* RECORDS FOR THIS TASK
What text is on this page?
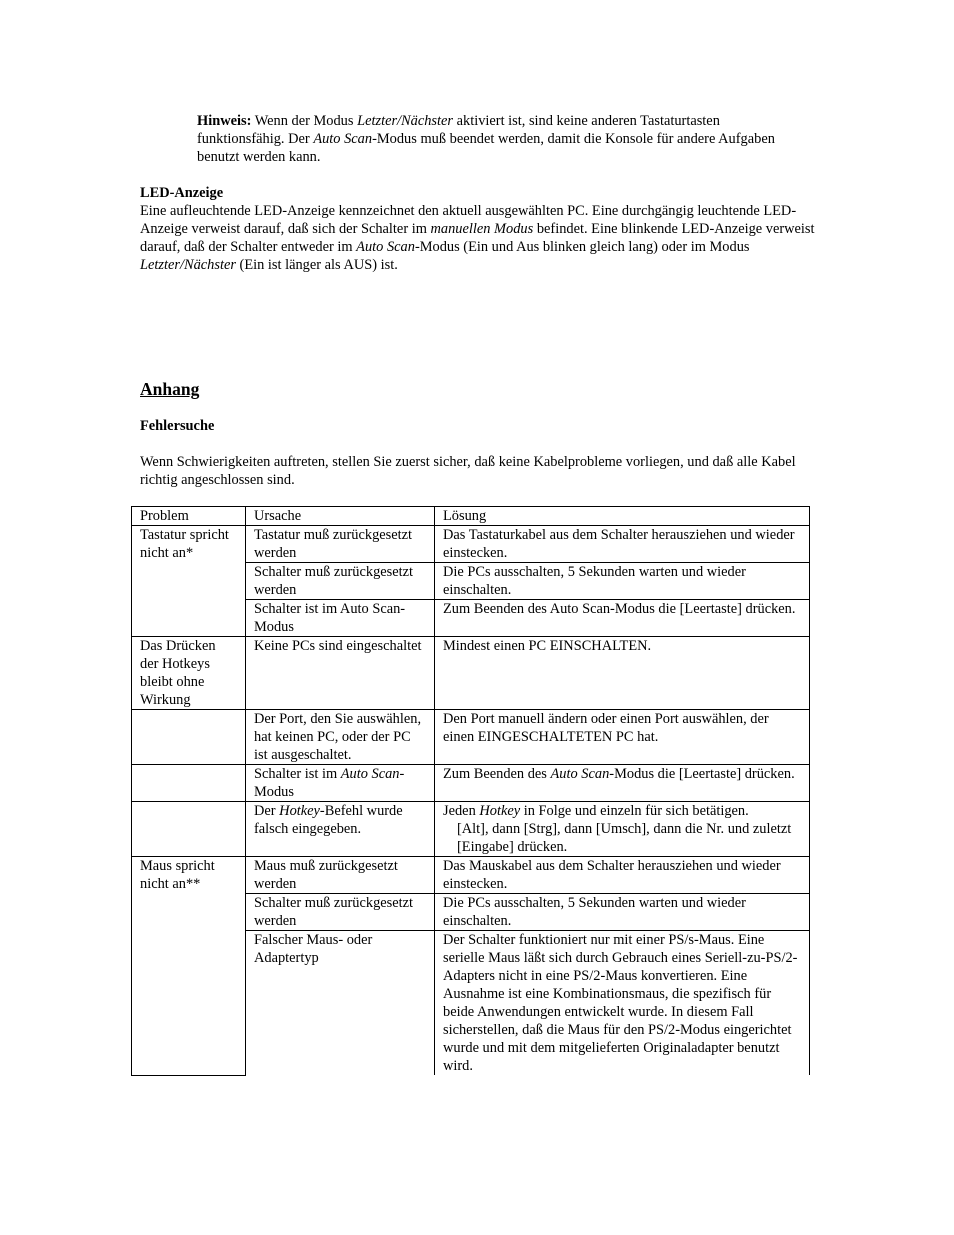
Hinweis: Wenn der Modus Letzter/Nächster aktiviert ist, sind keine anderen Tastaturtasten funktionsfähig. Der Auto Scan-Modus muß beendet werden, damit die Konsole für andere Aufgaben benutzt werden kann.
LED-Anzeige
Eine aufleuchtende LED-Anzeige kennzeichnet den aktuell ausgewählten PC. Eine durchgängig leuchtende LED-Anzeige verweist darauf, daß sich der Schalter im manuellen Modus befindet. Eine blinkende LED-Anzeige verweist darauf, daß der Schalter entweder im Auto Scan-Modus (Ein und Aus blinken gleich lang) oder im Modus Letzter/Nächster (Ein ist länger als AUS) ist.
Anhang
Fehlersuche
Wenn Schwierigkeiten auftreten, stellen Sie zuerst sicher, daß keine Kabelprobleme vorliegen, und daß alle Kabel richtig angeschlossen sind.
Problem	Ursache	Lösung
Tastatur spricht nicht an*	Tastatur muß zurückgesetzt werden	Das Tastaturkabel aus dem Schalter herausziehen und wieder einstecken.
	Schalter muß zurückgesetzt werden	Die PCs ausschalten, 5 Sekunden warten und wieder einschalten.
	Schalter ist im Auto Scan-Modus	Zum Beenden des Auto Scan-Modus die [Leertaste] drücken.
Das Drücken der Hotkeys bleibt ohne Wirkung	Keine PCs sind eingeschaltet	Mindest einen PC EINSCHALTEN.
	Der Port, den Sie auswählen, hat keinen PC, oder der PC ist ausgeschaltet.	Den Port manuell ändern oder einen Port auswählen, der einen EINGESCHALTETEN PC hat.
	Schalter ist im Auto Scan-Modus	Zum Beenden des Auto Scan-Modus die [Leertaste] drücken.
	Der Hotkey-Befehl wurde falsch eingegeben.	Jeden Hotkey in Folge und einzeln für sich betätigen.
[Alt], dann [Strg], dann [Umsch], dann die Nr. und zuletzt [Eingabe] drücken.

Maus spricht nicht an**	Maus muß zurückgesetzt werden	Das Mauskabel aus dem Schalter herausziehen und wieder einstecken.
	Schalter muß zurückgesetzt werden	Die PCs ausschalten, 5 Sekunden warten und wieder einschalten.
	Falscher Maus- oder Adaptertyp	Der Schalter funktioniert nur mit einer PS/s-Maus. Eine serielle Maus läßt sich durch Gebrauch eines Seriell-zu-PS/2-Adapters nicht in eine PS/2-Maus konvertieren. Eine Ausnahme ist eine Kombinationsmaus, die spezifisch für beide Anwendungen entwickelt wurde. In diesem Fall sicherstellen, daß die Maus für den PS/2-Modus eingerichtet wurde und mit dem mitgelieferten Originaladapter benutzt wird.
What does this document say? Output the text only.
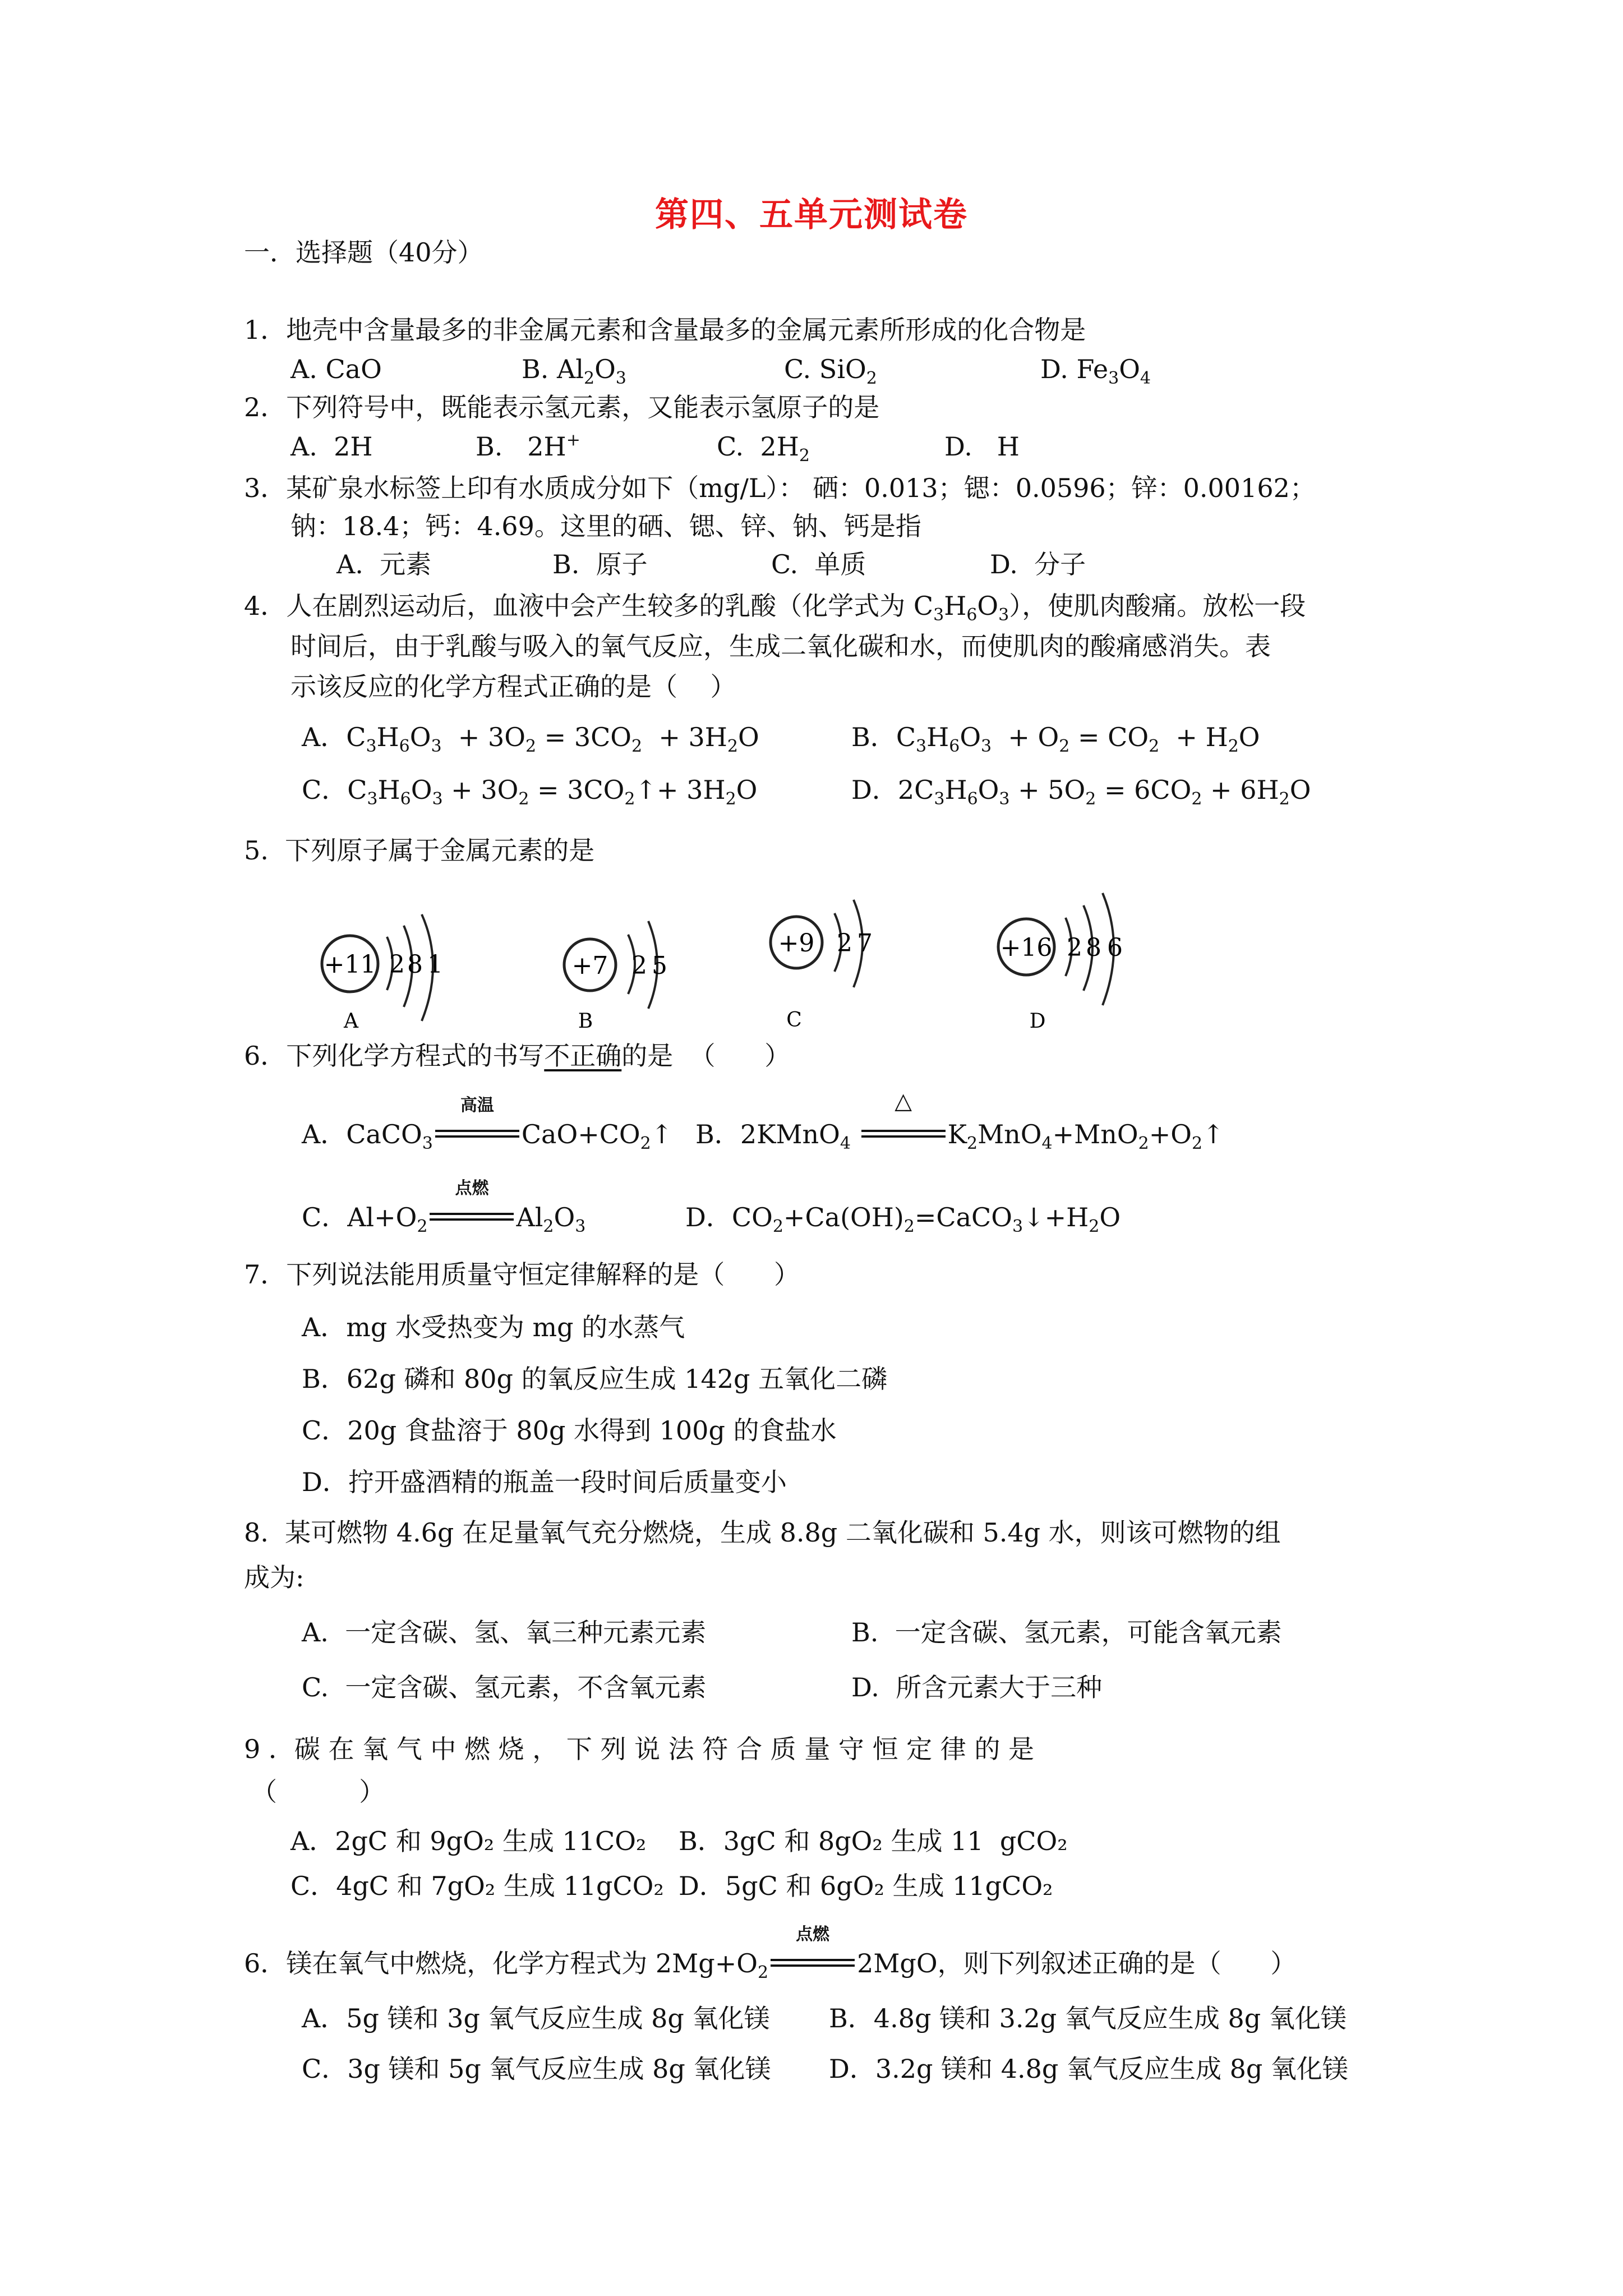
第四、五单元测试卷
一．选择题（40分）
1．地壳中含量最多的非金属元素和含量最多的金属元素所形成的化合物是
A. CaO	B. $Al_2O_3$	C. SiO$_2$	D. $Fe_3O_4$
2．下列符号中，既能表示氢元素，又能表示氢原子的是
A.  2H	B.   2H+	C.  $2H_2$	D.   H
3．某矿泉水标签上印有水质成分如下（mg/L）： 硒：0.013；锶：0.0596；锌：0.00162；
钠：18.4；钙：4.69。这里的硒、锶、锌、钠、钙是指
A.  元素	B.  原子	C.  单质	D.  分子
4．人在剧烈运动后，血液中会产生较多的乳酸（化学式为 $C_3H_6O_3$），使肌肉酸痛。放松一段
时间后，由于乳酸与吸入的氧气反应，生成二氧化碳和水，而使肌肉的酸痛感消失。表
示该反应的化学方程式正确的是（    ）
A．$C_3H_6O_3 + 3O_2 = 3CO_2 + 3H_2O$	B．$C_3H_6O_3 + O_2 = CO_2 + H_2O$
C．$C_3H_6O_3 + 3O_2$ = $3CO_2↑+ 3H_2O$	D．$2C_3H_6O_3 + 5O_2 = 6CO_2 + 6H_2O$
5.  下列原子属于金属元素的是
+11 2 8 1
A
+7 2 5
B
+9 2 7
C
+16 2 8 6
D
6．下列化学方程式的书写不正确的是  （      ）
A．CaCO$_3$
高温
$CaO+CO_2↑$ B．2KMnO$_4$
△
$K_2MnO_4+MnO_2+O_2↑$
C．$Al+O_2$
点燃
$Al_2O_3$	D．$CO_2+Ca(OH)_2=CaCO_3↓+H_2O$
7．下列说法能用质量守恒定律解释的是（      ）
A．mg 水受热变为 mg 的水蒸气
B．62g 磷和 80g 的氧反应生成 142g 五氧化二磷
C．20g 食盐溶于 80g 水得到 100g 的食盐水
D．拧开盛酒精的瓶盖一段时间后质量变小
8.  某可燃物 4.6g 在足量氧气充分燃烧，生成 8.8g 二氧化碳和 5.4g 水，则该可燃物的组
成为:
A.  一定含碳、氢、氧三种元素元素	B.  一定含碳、氢元素，可能含氧元素
C.  一定含碳、氢元素，不含氧元素	D.  所含元素大于三种
9 ．碳 在 氧 气 中 燃 烧 ， 下 列 说 法 符 合 质 量 守 恒 定 律 的 是
（          ）
A．2gC 和 9gO₂ 生成 11CO₂ B．3gC 和 8gO₂ 生成 11  gCO₂
C．4gC 和 7gO₂ 生成 11gCO₂ D．5gC 和 6gO₂ 生成 11gCO₂
6．镁在氧气中燃烧，化学方程式为 $2Mg+O_2$
点燃
2MgO，则下列叙述正确的是（      ）
A．5g 镁和 3g 氧气反应生成 8g 氧化镁 B．4.8g 镁和 3.2g 氧气反应生成 8g 氧化镁
C．3g 镁和 5g 氧气反应生成 8g 氧化镁 D．3.2g 镁和 4.8g 氧气反应生成 8g 氧化镁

* WHAT IS ASKED
Would you mind returning each entry above word for word, skipping the images?

* FULL SOLUTION
What text is on this page?
Hinweis: Wenn der Modus Letzter/Nächster aktiviert ist, sind keine anderen Tastaturtasten funktionsfähig. Der Auto Scan-Modus muß beendet werden, damit die Konsole für andere Aufgaben benutzt werden kann.
LED-Anzeige
Eine aufleuchtende LED-Anzeige kennzeichnet den aktuell ausgewählten PC. Eine durchgängig leuchtende LED-Anzeige verweist darauf, daß sich der Schalter im manuellen Modus befindet. Eine blinkende LED-Anzeige verweist darauf, daß der Schalter entweder im Auto Scan-Modus (Ein und Aus blinken gleich lang) oder im Modus Letzter/Nächster (Ein ist länger als AUS) ist.
Anhang
Fehlersuche
Wenn Schwierigkeiten auftreten, stellen Sie zuerst sicher, daß keine Kabelprobleme vorliegen, und daß alle Kabel richtig angeschlossen sind.
Problem	Ursache	Lösung
Tastatur spricht nicht an*	Tastatur muß zurückgesetzt werden	Das Tastaturkabel aus dem Schalter herausziehen und wieder einstecken.
	Schalter muß zurückgesetzt werden	Die PCs ausschalten, 5 Sekunden warten und wieder einschalten.
	Schalter ist im Auto Scan-Modus	Zum Beenden des Auto Scan-Modus die [Leertaste] drücken.
Das Drücken der Hotkeys bleibt ohne Wirkung	Keine PCs sind eingeschaltet	Mindest einen PC EINSCHALTEN.
	Der Port, den Sie auswählen, hat keinen PC, oder der PC ist ausgeschaltet.	Den Port manuell ändern oder einen Port auswählen, der einen EINGESCHALTETEN PC hat.
	Schalter ist im Auto Scan-Modus	Zum Beenden des Auto Scan-Modus die [Leertaste] drücken.
	Der Hotkey-Befehl wurde falsch eingegeben.	Jeden Hotkey in Folge und einzeln für sich betätigen.
[Alt], dann [Strg], dann [Umsch], dann die Nr. und zuletzt [Eingabe] drücken.

Maus spricht nicht an**	Maus muß zurückgesetzt werden	Das Mauskabel aus dem Schalter herausziehen und wieder einstecken.
	Schalter muß zurückgesetzt werden	Die PCs ausschalten, 5 Sekunden warten und wieder einschalten.
	Falscher Maus- oder Adaptertyp	Der Schalter funktioniert nur mit einer PS/s-Maus. Eine serielle Maus läßt sich durch Gebrauch eines Seriell-zu-PS/2-Adapters nicht in eine PS/2-Maus konvertieren. Eine Ausnahme ist eine Kombinationsmaus, die spezifisch für beide Anwendungen entwickelt wurde. In diesem Fall sicherstellen, daß die Maus für den PS/2-Modus eingerichtet wurde und mit dem mitgelieferten Originaladapter benutzt wird.
What does this document say? Output the text only.
第四、五单元测试卷
一．选择题（40分）
1．地壳中含量最多的非金属元素和含量最多的金属元素所形成的化合物是
A. CaO	B. $Al_2O_3$	C. SiO$_2$	D. $Fe_3O_4$
2．下列符号中，既能表示氢元素，又能表示氢原子的是
A.  2H	B.   2H+	C.  $2H_2$	D.   H
3．某矿泉水标签上印有水质成分如下（mg/L）： 硒：0.013；锶：0.0596；锌：0.00162；
钠：18.4；钙：4.69。这里的硒、锶、锌、钠、钙是指
A.  元素	B.  原子	C.  单质	D.  分子
4．人在剧烈运动后，血液中会产生较多的乳酸（化学式为 $C_3H_6O_3$），使肌肉酸痛。放松一段
时间后，由于乳酸与吸入的氧气反应，生成二氧化碳和水，而使肌肉的酸痛感消失。表
示该反应的化学方程式正确的是（    ）
A．$C_3H_6O_3 + 3O_2 = 3CO_2 + 3H_2O$	B．$C_3H_6O_3 + O_2 = CO_2 + H_2O$
C．$C_3H_6O_3 + 3O_2$ = $3CO_2↑+ 3H_2O$	D．$2C_3H_6O_3 + 5O_2 = 6CO_2 + 6H_2O$
5.  下列原子属于金属元素的是
+11 2 8 1
A
+7 2 5
B
+9 2 7
C
+16 2 8 6
D
6．下列化学方程式的书写不正确的是  （      ）
A．CaCO$_3$
高温
$CaO+CO_2↑$ B．2KMnO$_4$
△
$K_2MnO_4+MnO_2+O_2↑$
C．$Al+O_2$
点燃
$Al_2O_3$	D．$CO_2+Ca(OH)_2=CaCO_3↓+H_2O$
7．下列说法能用质量守恒定律解释的是（      ）
A．mg 水受热变为 mg 的水蒸气
B．62g 磷和 80g 的氧反应生成 142g 五氧化二磷
C．20g 食盐溶于 80g 水得到 100g 的食盐水
D．拧开盛酒精的瓶盖一段时间后质量变小
8.  某可燃物 4.6g 在足量氧气充分燃烧，生成 8.8g 二氧化碳和 5.4g 水，则该可燃物的组
成为:
A.  一定含碳、氢、氧三种元素元素	B.  一定含碳、氢元素，可能含氧元素
C.  一定含碳、氢元素，不含氧元素	D.  所含元素大于三种
9 ．碳 在 氧 气 中 燃 烧 ， 下 列 说 法 符 合 质 量 守 恒 定 律 的 是
（          ）
A．2gC 和 9gO₂ 生成 11CO₂ B．3gC 和 8gO₂ 生成 11  gCO₂
C．4gC 和 7gO₂ 生成 11gCO₂ D．5gC 和 6gO₂ 生成 11gCO₂
6．镁在氧气中燃烧，化学方程式为 $2Mg+O_2$
点燃
2MgO，则下列叙述正确的是（      ）
A．5g 镁和 3g 氧气反应生成 8g 氧化镁 B．4.8g 镁和 3.2g 氧气反应生成 8g 氧化镁
C．3g 镁和 5g 氧气反应生成 8g 氧化镁 D．3.2g 镁和 4.8g 氧气反应生成 8g 氧化镁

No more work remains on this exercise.